Report the number of lines containing "true", with no other words.

Data entries:
---
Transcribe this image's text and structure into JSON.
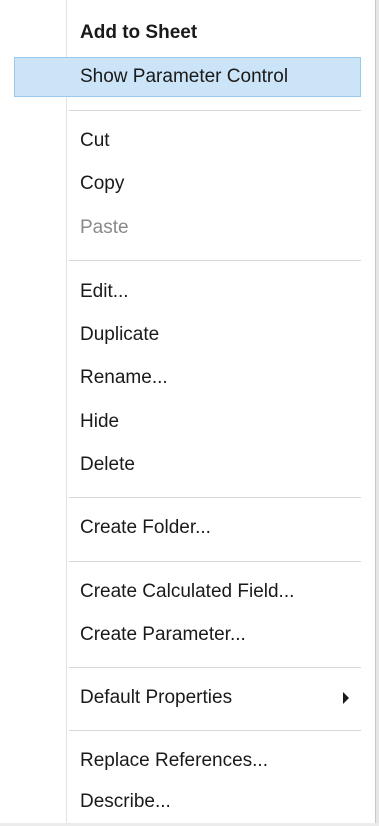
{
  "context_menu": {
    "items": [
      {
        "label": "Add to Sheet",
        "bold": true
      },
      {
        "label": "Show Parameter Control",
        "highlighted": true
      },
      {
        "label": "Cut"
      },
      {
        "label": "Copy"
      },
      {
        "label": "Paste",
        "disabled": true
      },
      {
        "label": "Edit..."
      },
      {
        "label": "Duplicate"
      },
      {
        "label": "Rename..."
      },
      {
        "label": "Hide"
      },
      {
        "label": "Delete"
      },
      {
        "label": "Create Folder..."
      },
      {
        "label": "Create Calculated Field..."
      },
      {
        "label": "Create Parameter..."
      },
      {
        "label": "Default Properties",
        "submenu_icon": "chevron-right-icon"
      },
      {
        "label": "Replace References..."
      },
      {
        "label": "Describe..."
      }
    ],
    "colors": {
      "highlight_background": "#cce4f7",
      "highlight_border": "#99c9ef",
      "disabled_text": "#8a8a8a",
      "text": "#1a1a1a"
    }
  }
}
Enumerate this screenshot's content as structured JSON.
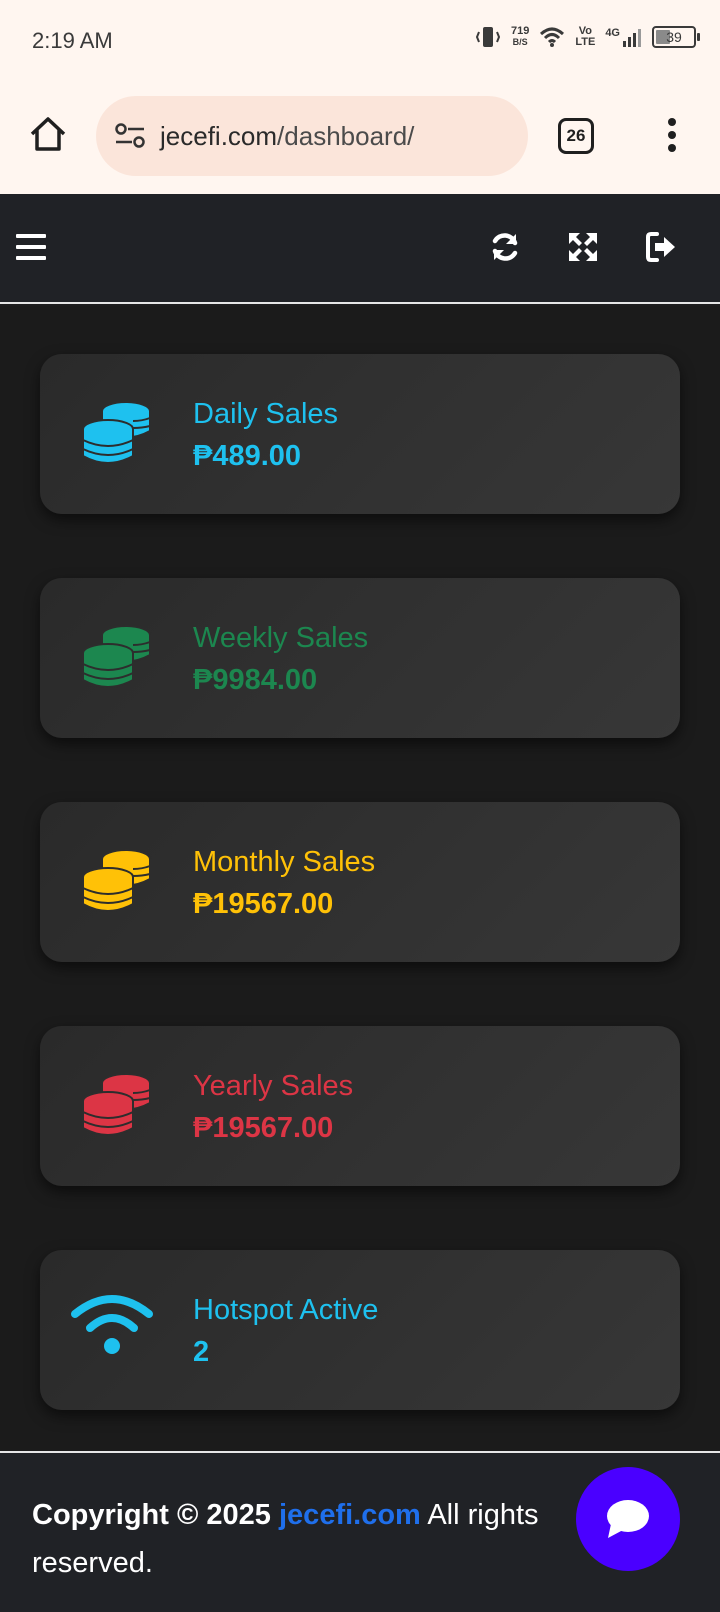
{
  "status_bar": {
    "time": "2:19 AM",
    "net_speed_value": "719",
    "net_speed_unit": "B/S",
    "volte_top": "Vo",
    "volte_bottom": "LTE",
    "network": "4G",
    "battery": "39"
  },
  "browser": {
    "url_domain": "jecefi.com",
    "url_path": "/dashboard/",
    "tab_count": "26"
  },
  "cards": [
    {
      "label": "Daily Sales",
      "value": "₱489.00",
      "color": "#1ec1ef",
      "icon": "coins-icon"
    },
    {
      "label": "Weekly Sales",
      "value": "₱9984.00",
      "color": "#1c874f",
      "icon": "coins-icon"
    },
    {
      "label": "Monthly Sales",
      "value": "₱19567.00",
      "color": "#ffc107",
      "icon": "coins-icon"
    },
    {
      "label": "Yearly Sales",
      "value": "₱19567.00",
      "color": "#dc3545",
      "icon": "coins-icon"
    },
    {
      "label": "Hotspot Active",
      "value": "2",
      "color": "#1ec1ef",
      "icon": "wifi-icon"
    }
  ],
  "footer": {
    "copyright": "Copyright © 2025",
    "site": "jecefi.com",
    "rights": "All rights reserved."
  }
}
---
### TASK RESPONSE
3